Exercise details → Gather up every line that includes the string "this".

[Extracted records]
>>>>>

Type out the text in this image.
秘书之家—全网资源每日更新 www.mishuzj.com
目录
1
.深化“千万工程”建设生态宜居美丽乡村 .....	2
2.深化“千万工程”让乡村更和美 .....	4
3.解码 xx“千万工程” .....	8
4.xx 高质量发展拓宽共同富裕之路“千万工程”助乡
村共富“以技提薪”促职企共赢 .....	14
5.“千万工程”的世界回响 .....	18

<<<<<
>>>>>

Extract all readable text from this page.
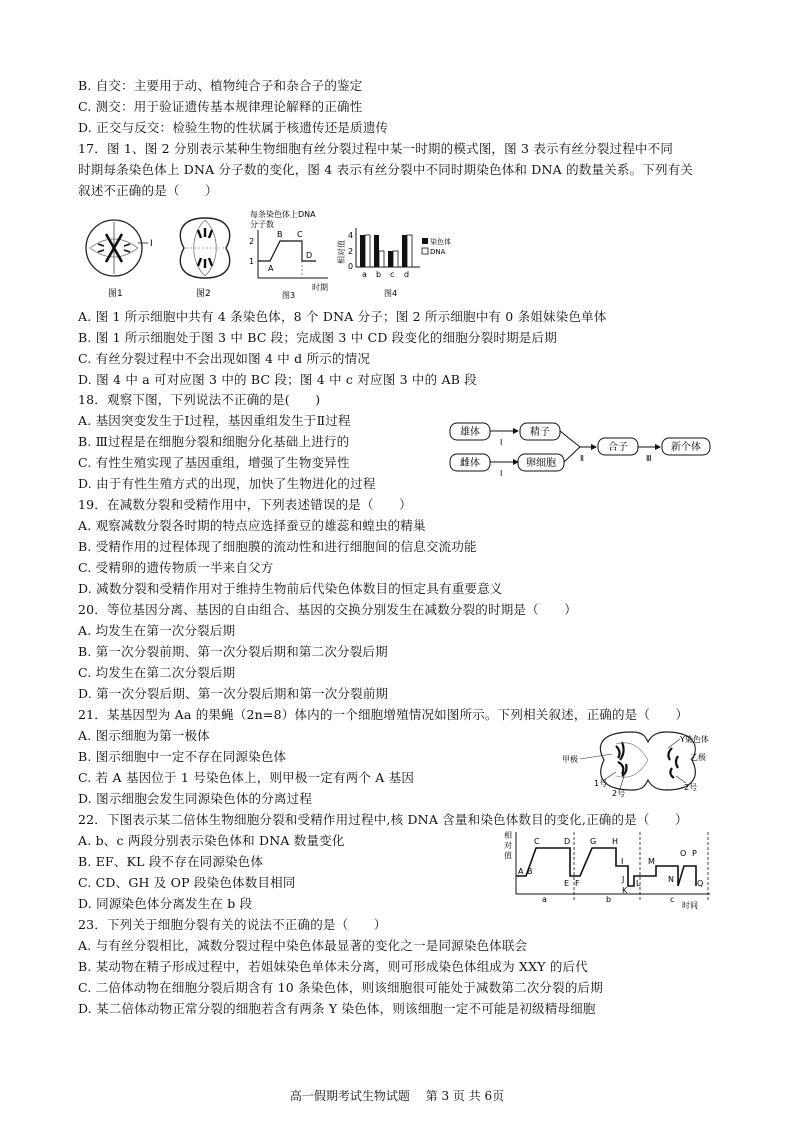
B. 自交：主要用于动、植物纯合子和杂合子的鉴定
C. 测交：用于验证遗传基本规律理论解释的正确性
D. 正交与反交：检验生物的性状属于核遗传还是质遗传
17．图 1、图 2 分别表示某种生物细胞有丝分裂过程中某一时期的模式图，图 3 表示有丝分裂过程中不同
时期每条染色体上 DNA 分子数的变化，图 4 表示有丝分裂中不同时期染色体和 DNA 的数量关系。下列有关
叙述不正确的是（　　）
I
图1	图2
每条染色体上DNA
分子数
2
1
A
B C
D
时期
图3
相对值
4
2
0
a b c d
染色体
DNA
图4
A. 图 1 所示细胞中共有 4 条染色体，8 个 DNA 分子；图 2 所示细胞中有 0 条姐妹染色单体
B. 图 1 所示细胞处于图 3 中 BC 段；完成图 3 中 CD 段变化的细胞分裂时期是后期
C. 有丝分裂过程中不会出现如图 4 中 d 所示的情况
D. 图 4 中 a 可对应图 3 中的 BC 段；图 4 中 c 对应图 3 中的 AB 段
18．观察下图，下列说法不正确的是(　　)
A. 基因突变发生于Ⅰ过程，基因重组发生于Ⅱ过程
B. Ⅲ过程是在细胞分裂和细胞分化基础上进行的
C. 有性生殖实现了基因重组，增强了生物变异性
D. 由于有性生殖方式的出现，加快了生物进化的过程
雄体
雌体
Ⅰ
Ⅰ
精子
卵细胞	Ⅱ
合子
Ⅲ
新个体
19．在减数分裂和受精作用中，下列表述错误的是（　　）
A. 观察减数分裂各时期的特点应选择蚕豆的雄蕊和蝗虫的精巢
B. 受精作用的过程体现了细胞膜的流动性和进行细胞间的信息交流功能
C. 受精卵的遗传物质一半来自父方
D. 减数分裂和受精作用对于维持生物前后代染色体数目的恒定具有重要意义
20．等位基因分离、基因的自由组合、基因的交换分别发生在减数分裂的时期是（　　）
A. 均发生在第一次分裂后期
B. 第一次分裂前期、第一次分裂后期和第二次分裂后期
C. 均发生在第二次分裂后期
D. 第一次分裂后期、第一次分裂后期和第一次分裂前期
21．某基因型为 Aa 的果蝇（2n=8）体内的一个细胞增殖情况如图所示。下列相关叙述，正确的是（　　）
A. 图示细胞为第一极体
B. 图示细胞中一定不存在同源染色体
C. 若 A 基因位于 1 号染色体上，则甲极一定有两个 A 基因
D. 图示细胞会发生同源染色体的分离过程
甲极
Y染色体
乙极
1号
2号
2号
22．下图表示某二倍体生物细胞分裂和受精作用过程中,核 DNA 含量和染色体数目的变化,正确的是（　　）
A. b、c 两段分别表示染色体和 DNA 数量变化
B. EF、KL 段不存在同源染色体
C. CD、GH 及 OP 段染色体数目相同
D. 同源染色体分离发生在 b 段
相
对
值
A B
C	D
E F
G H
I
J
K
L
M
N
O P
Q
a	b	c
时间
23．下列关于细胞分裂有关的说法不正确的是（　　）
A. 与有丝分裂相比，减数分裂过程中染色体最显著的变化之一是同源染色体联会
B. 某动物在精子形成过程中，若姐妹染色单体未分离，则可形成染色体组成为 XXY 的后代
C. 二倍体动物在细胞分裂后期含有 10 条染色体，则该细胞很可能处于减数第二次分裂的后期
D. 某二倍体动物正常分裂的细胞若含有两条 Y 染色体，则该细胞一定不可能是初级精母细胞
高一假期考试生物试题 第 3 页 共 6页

<<<<<
>>>>>

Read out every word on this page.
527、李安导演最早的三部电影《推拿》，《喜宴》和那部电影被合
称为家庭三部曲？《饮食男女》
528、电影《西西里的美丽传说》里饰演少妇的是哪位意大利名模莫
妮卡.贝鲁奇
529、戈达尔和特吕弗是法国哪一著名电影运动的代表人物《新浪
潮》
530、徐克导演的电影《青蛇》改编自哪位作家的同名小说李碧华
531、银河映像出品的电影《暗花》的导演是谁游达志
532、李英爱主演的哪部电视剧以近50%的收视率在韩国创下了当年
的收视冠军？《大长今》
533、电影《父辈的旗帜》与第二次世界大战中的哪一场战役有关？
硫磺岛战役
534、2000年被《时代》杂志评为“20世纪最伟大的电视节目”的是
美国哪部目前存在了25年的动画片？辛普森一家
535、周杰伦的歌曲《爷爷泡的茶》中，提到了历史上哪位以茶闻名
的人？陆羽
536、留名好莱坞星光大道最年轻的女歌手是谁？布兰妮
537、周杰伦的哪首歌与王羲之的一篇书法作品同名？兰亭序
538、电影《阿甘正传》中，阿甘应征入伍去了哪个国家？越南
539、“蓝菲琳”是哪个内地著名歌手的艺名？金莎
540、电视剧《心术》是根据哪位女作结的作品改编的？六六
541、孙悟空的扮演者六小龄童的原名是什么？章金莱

<<<<<

Worked answer →
Type out the text in this image.
Extract all readable text from this page.
Read out every word on this page.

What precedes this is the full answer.